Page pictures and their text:
::::::

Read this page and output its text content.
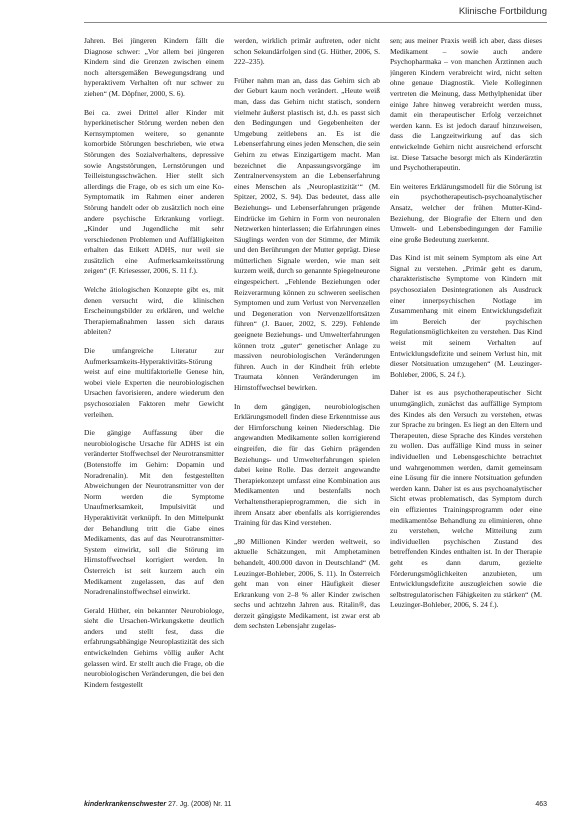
Klinische Fortbildung

Jahren. Bei jüngeren Kindern fällt die Diagnose schwer: „Vor allem bei jüngeren Kindern sind die Grenzen zwischen einem noch altersgemäßen Bewegungsdrang und hyperaktivem Verhalten oft nur schwer zu ziehen“ (M. Döpfner, 2000, S. 6).

Bei ca. zwei Drittel aller Kinder mit hyperkinetischer Störung werden neben den Kernsymptomen weitere, so genannte komorbide Störungen beschrieben, wie etwa Störungen des Sozialverhaltens, depressive sowie Angststörungen, Lernstörungen und Teilleistungsschwächen. Hier stellt sich allerdings die Frage, ob es sich um eine Ko-Symptomatik im Rahmen einer anderen Störung handelt oder ob zusätzlich noch eine andere psychische Erkrankung vorliegt. „Kinder und Jugendliche mit sehr verschiedenen Problemen und Auffälligkeiten erhalten das Etikett ADHS, nur weil sie zusätzlich eine Aufmerksamkeitsstörung zeigen“ (F. Kriesesser, 2006, S. 11 f.).

Welche ätiologischen Konzepte gibt es, mit denen versucht wird, die klinischen Erscheinungsbilder zu erklären, und welche Therapiemaßnahmen lassen sich daraus ableiten?

Die umfangreiche Literatur zur Aufmerksamkeits-Hyperaktivitäts-Störung weist auf eine multifaktorielle Genese hin, wobei viele Experten die neurobiologischen Ursachen favorisieren, andere wiederum den psychosozialen Faktoren mehr Gewicht verleihen.

Die gängige Auffassung über die neurobiologische Ursache für ADHS ist ein veränderter Stoffwechsel der Neurotransmitter (Botenstoffe im Gehirn: Dopamin und Noradrenalin). Mit den festgestellten Abweichungen der Neurotransmitter von der Norm werden die Symptome Unaufmerksamkeit, Impulsivität und Hyperaktivität verknüpft. In den Mittelpunkt der Behandlung tritt die Gabe eines Medikaments, das auf das Neurotransmitter-System einwirkt, soll die Störung im Hirnstoffwechsel korrigiert werden. In Österreich ist seit kurzem auch ein Medikament zugelassen, das auf den Noradrenalinstoffwechsel einwirkt.

Gerald Hüther, ein bekannter Neurobiologe, sieht die Ursachen-Wirkungskette deutlich anders und stellt fest, dass die erfahrungsabhängige Neuroplastizität des sich entwickelnden Gehirns völlig außer Acht gelassen wird. Er stellt auch die Frage, ob die neurobiologischen Veränderungen, die bei den Kindern festgestellt

werden, wirklich primär auftreten, oder nicht schon Sekundärfolgen sind (G. Hüther, 2006, S. 222–235).

Früher nahm man an, dass das Gehirn sich ab der Geburt kaum noch verändert. „Heute weiß man, dass das Gehirn nicht statisch, sondern vielmehr äußerst plastisch ist, d.h. es passt sich den Bedingungen und Gegebenheiten der Umgebung zeitlebens an. Es ist die Lebenserfahrung eines jeden Menschen, die sein Gehirn zu etwas Einzigartigem macht. Man bezeichnet die Anpassungsvorgänge im Zentralnervensystem an die Lebenserfahrung eines Menschen als ‚Neuroplastizität‘“ (M. Spitzer, 2002, S. 94). Das bedeutet, dass alle Beziehungs- und Lebenserfahrungen prägende Eindrücke im Gehirn in Form von neuronalen Netzwerken hinterlassen; die Erfahrungen eines Säuglings werden von der Stimme, der Mimik und den Berührungen der Mutter geprägt. Diese mütterlichen Signale werden, wie man seit kurzem weiß, durch so genannte Spiegelneurone eingespeichert. „Fehlende Beziehungen oder Reizverarmung können zu schweren seelischen Symptomen und zum Verlust von Nervenzellen und Degeneration von Nervenzellfortsätzen führen“ (J. Bauer, 2002, S. 229). Fehlende geeignete Beziehungs- und Umwelterfahrungen können trotz „guter“ genetischer Anlage zu massiven neurobiologischen Veränderungen führen. Auch in der Kindheit früh erlebte Traumata können Veränderungen im Hirnstoffwechsel bewirken.

In dem gängigen, neurobiologischen Erklärungsmodell finden diese Erkenntnisse aus der Hirnforschung keinen Niederschlag. Die angewandten Medikamente sollen korrigierend eingreifen, die für das Gehirn prägenden Beziehungs- und Umwelterfahrungen spielen dabei keine Rolle. Das derzeit angewandte Therapiekonzept umfasst eine Kombination aus Medikamenten und bestenfalls noch Verhaltenstherapieprogrammen, die sich in ihrem Ansatz aber ebenfalls als korrigierendes Training für das Kind verstehen.

„80 Millionen Kinder werden weltweit, so aktuelle Schätzungen, mit Amphetaminen behandelt, 400.000 davon in Deutschland“ (M. Leuzinger-Bohleber, 2006, S. 11). In Österreich geht man von einer Häufigkeit dieser Erkrankung von 2–8 % aller Kinder zwischen sechs und achtzehn Jahren aus. Ritalin®, das derzeit gängigste Medikament, ist zwar erst ab dem sechsten Lebensjahr zugelas-

sen; aus meiner Praxis weiß ich aber, dass dieses Medikament – sowie auch andere Psychopharmaka – von manchen Ärztinnen auch jüngeren Kindern verabreicht wird, nicht selten ohne genaue Diagnostik. Viele Kolleginnen vertreten die Meinung, dass Methylphenidat über einige Jahre hinweg verabreicht werden muss, damit ein therapeutischer Erfolg verzeichnet werden kann. Es ist jedoch darauf hinzuweisen, dass die Langzeitwirkung auf das sich entwickelnde Gehirn nicht ausreichend erforscht ist. Diese Tatsache besorgt mich als Kinderärztin und Psychotherapeutin.

Ein weiteres Erklärungsmodell für die Störung ist ein psychotherapeutisch-psychoanalytischer Ansatz, welcher der frühen Mutter-Kind-Beziehung, der Biografie der Eltern und den Umwelt- und Lebensbedingungen der Familie eine große Bedeutung zuerkennt.

Das Kind ist mit seinem Symptom als eine Art Signal zu verstehen. „Primär geht es darum, charakteristische Symptome von Kindern mit psychosozialen Desintegrationen als Ausdruck einer innerpsychischen Notlage im Zusammenhang mit einem Entwicklungsdefizit im Bereich der psychischen Regulationsmöglichkeiten zu verstehen. Das Kind weist mit seinem Verhalten auf Entwicklungsdefizite und seinem Verlust hin, mit dieser Notsituation umzugehen“ (M. Leuzinger-Bohleber, 2006, S. 24 f.).

Daher ist es aus psychotherapeutischer Sicht unumgänglich, zunächst das auffällige Symptom des Kindes als den Versuch zu verstehen, etwas zur Sprache zu bringen. Es liegt an den Eltern und Therapeuten, diese Sprache des Kindes verstehen zu wollen. Das auffällige Kind muss in seiner individuellen und Lebensgeschichte betrachtet und wahrgenommen werden, damit gemeinsam eine Lösung für die innere Notsituation gefunden werden kann. Daher ist es aus psychoanalytischer Sicht etwas problematisch, das Symptom durch ein effizientes Trainingsprogramm oder eine medikamentöse Behandlung zu eliminieren, ohne zu verstehen, welche Mitteilung zum individuellen psychischen Zustand des betreffenden Kindes enthalten ist. In der Therapie geht es dann darum, gezielte Förderungsmöglichkeiten anzubieten, um Entwicklungsdefizite auszugleichen sowie die selbstregulatorischen Fähigkeiten zu stärken“ (M. Leuzinger-Bohleber, 2006, S. 24 f.).

kinderkrankenschwester 27. Jg. (2008) Nr. 11	463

::::::

→ Required action
From the first line to the last, copy the records above exactly and leave out the pictures.

→ Worked solution
Read this page and output its text content.
Klinische Fortbildung

Jahren. Bei jüngeren Kindern fällt die Diagnose schwer: „Vor allem bei jüngeren Kindern sind die Grenzen zwischen einem noch altersgemäßen Bewegungsdrang und hyperaktivem Verhalten oft nur schwer zu ziehen“ (M. Döpfner, 2000, S. 6).

Bei ca. zwei Drittel aller Kinder mit hyperkinetischer Störung werden neben den Kernsymptomen weitere, so genannte komorbide Störungen beschrieben, wie etwa Störungen des Sozialverhaltens, depressive sowie Angststörungen, Lernstörungen und Teilleistungsschwächen. Hier stellt sich allerdings die Frage, ob es sich um eine Ko-Symptomatik im Rahmen einer anderen Störung handelt oder ob zusätzlich noch eine andere psychische Erkrankung vorliegt. „Kinder und Jugendliche mit sehr verschiedenen Problemen und Auffälligkeiten erhalten das Etikett ADHS, nur weil sie zusätzlich eine Aufmerksamkeitsstörung zeigen“ (F. Kriesesser, 2006, S. 11 f.).

Welche ätiologischen Konzepte gibt es, mit denen versucht wird, die klinischen Erscheinungsbilder zu erklären, und welche Therapiemaßnahmen lassen sich daraus ableiten?

Die umfangreiche Literatur zur Aufmerksamkeits-Hyperaktivitäts-Störung weist auf eine multifaktorielle Genese hin, wobei viele Experten die neurobiologischen Ursachen favorisieren, andere wiederum den psychosozialen Faktoren mehr Gewicht verleihen.

Die gängige Auffassung über die neurobiologische Ursache für ADHS ist ein veränderter Stoffwechsel der Neurotransmitter (Botenstoffe im Gehirn: Dopamin und Noradrenalin). Mit den festgestellten Abweichungen der Neurotransmitter von der Norm werden die Symptome Unaufmerksamkeit, Impulsivität und Hyperaktivität verknüpft. In den Mittelpunkt der Behandlung tritt die Gabe eines Medikaments, das auf das Neurotransmitter-System einwirkt, soll die Störung im Hirnstoffwechsel korrigiert werden. In Österreich ist seit kurzem auch ein Medikament zugelassen, das auf den Noradrenalinstoffwechsel einwirkt.

Gerald Hüther, ein bekannter Neurobiologe, sieht die Ursachen-Wirkungskette deutlich anders und stellt fest, dass die erfahrungsabhängige Neuroplastizität des sich entwickelnden Gehirns völlig außer Acht gelassen wird. Er stellt auch die Frage, ob die neurobiologischen Veränderungen, die bei den Kindern festgestellt

werden, wirklich primär auftreten, oder nicht schon Sekundärfolgen sind (G. Hüther, 2006, S. 222–235).

Früher nahm man an, dass das Gehirn sich ab der Geburt kaum noch verändert. „Heute weiß man, dass das Gehirn nicht statisch, sondern vielmehr äußerst plastisch ist, d.h. es passt sich den Bedingungen und Gegebenheiten der Umgebung zeitlebens an. Es ist die Lebenserfahrung eines jeden Menschen, die sein Gehirn zu etwas Einzigartigem macht. Man bezeichnet die Anpassungsvorgänge im Zentralnervensystem an die Lebenserfahrung eines Menschen als ‚Neuroplastizität‘“ (M. Spitzer, 2002, S. 94). Das bedeutet, dass alle Beziehungs- und Lebenserfahrungen prägende Eindrücke im Gehirn in Form von neuronalen Netzwerken hinterlassen; die Erfahrungen eines Säuglings werden von der Stimme, der Mimik und den Berührungen der Mutter geprägt. Diese mütterlichen Signale werden, wie man seit kurzem weiß, durch so genannte Spiegelneurone eingespeichert. „Fehlende Beziehungen oder Reizverarmung können zu schweren seelischen Symptomen und zum Verlust von Nervenzellen und Degeneration von Nervenzellfortsätzen führen“ (J. Bauer, 2002, S. 229). Fehlende geeignete Beziehungs- und Umwelterfahrungen können trotz „guter“ genetischer Anlage zu massiven neurobiologischen Veränderungen führen. Auch in der Kindheit früh erlebte Traumata können Veränderungen im Hirnstoffwechsel bewirken.

In dem gängigen, neurobiologischen Erklärungsmodell finden diese Erkenntnisse aus der Hirnforschung keinen Niederschlag. Die angewandten Medikamente sollen korrigierend eingreifen, die für das Gehirn prägenden Beziehungs- und Umwelterfahrungen spielen dabei keine Rolle. Das derzeit angewandte Therapiekonzept umfasst eine Kombination aus Medikamenten und bestenfalls noch Verhaltenstherapieprogrammen, die sich in ihrem Ansatz aber ebenfalls als korrigierendes Training für das Kind verstehen.

„80 Millionen Kinder werden weltweit, so aktuelle Schätzungen, mit Amphetaminen behandelt, 400.000 davon in Deutschland“ (M. Leuzinger-Bohleber, 2006, S. 11). In Österreich geht man von einer Häufigkeit dieser Erkrankung von 2–8 % aller Kinder zwischen sechs und achtzehn Jahren aus. Ritalin®, das derzeit gängigste Medikament, ist zwar erst ab dem sechsten Lebensjahr zugelas-

sen; aus meiner Praxis weiß ich aber, dass dieses Medikament – sowie auch andere Psychopharmaka – von manchen Ärztinnen auch jüngeren Kindern verabreicht wird, nicht selten ohne genaue Diagnostik. Viele Kolleginnen vertreten die Meinung, dass Methylphenidat über einige Jahre hinweg verabreicht werden muss, damit ein therapeutischer Erfolg verzeichnet werden kann. Es ist jedoch darauf hinzuweisen, dass die Langzeitwirkung auf das sich entwickelnde Gehirn nicht ausreichend erforscht ist. Diese Tatsache besorgt mich als Kinderärztin und Psychotherapeutin.

Ein weiteres Erklärungsmodell für die Störung ist ein psychotherapeutisch-psychoanalytischer Ansatz, welcher der frühen Mutter-Kind-Beziehung, der Biografie der Eltern und den Umwelt- und Lebensbedingungen der Familie eine große Bedeutung zuerkennt.

Das Kind ist mit seinem Symptom als eine Art Signal zu verstehen. „Primär geht es darum, charakteristische Symptome von Kindern mit psychosozialen Desintegrationen als Ausdruck einer innerpsychischen Notlage im Zusammenhang mit einem Entwicklungsdefizit im Bereich der psychischen Regulationsmöglichkeiten zu verstehen. Das Kind weist mit seinem Verhalten auf Entwicklungsdefizite und seinem Verlust hin, mit dieser Notsituation umzugehen“ (M. Leuzinger-Bohleber, 2006, S. 24 f.).

Daher ist es aus psychotherapeutischer Sicht unumgänglich, zunächst das auffällige Symptom des Kindes als den Versuch zu verstehen, etwas zur Sprache zu bringen. Es liegt an den Eltern und Therapeuten, diese Sprache des Kindes verstehen zu wollen. Das auffällige Kind muss in seiner individuellen und Lebensgeschichte betrachtet und wahrgenommen werden, damit gemeinsam eine Lösung für die innere Notsituation gefunden werden kann. Daher ist es aus psychoanalytischer Sicht etwas problematisch, das Symptom durch ein effizientes Trainingsprogramm oder eine medikamentöse Behandlung zu eliminieren, ohne zu verstehen, welche Mitteilung zum individuellen psychischen Zustand des betreffenden Kindes enthalten ist. In der Therapie geht es dann darum, gezielte Förderungsmöglichkeiten anzubieten, um Entwicklungsdefizite auszugleichen sowie die selbstregulatorischen Fähigkeiten zu stärken“ (M. Leuzinger-Bohleber, 2006, S. 24 f.).

kinderkrankenschwester 27. Jg. (2008) Nr. 11	463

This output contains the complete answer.